··· EXERCISE MATERIALS

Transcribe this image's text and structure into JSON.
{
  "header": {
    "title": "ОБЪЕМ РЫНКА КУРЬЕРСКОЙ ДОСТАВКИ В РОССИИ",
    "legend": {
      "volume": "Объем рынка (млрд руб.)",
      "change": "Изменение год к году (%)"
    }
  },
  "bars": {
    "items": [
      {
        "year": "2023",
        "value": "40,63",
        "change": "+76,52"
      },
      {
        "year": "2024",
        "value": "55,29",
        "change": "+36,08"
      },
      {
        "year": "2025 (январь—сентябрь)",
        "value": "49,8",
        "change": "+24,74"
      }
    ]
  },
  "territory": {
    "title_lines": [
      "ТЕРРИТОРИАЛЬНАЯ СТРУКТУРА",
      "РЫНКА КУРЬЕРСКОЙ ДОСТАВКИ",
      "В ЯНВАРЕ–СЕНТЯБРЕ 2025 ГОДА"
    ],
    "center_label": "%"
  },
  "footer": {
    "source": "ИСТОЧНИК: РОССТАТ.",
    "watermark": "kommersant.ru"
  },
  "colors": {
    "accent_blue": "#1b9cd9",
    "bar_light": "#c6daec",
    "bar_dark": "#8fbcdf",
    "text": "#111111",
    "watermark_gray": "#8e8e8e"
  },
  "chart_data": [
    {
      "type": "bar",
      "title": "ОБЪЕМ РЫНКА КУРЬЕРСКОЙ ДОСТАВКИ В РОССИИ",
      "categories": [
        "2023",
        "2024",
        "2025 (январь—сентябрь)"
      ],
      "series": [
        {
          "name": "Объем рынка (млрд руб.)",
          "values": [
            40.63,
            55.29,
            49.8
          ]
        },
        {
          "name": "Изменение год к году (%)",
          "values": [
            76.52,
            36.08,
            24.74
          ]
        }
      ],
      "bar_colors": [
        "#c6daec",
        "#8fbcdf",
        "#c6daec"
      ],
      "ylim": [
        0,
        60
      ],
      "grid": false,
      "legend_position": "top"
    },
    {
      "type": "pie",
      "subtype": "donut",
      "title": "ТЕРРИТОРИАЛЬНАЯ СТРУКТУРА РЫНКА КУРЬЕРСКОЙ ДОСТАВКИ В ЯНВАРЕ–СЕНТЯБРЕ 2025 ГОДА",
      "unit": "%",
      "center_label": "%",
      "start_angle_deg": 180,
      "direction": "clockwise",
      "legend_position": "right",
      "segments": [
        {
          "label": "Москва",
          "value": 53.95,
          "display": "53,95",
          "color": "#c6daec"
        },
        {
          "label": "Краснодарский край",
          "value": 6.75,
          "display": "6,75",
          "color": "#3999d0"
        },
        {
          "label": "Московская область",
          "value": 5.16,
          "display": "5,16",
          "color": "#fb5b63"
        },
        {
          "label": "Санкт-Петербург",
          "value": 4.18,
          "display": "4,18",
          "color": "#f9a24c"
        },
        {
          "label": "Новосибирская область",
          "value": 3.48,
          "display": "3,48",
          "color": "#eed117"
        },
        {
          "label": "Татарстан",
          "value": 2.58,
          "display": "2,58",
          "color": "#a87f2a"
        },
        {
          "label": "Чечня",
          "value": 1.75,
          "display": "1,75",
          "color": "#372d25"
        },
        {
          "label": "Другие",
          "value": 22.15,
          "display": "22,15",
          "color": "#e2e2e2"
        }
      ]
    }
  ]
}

······

WHAT IS REQUIRED -> Pick every line with "display" in it and copy it.

TASK OUTPUT ->
          "display": "53,95",
          "display": "6,75",
          "display": "5,16",
          "display": "4,18",
          "display": "3,48",
          "display": "2,58",
          "display": "1,75",
          "display": "22,15",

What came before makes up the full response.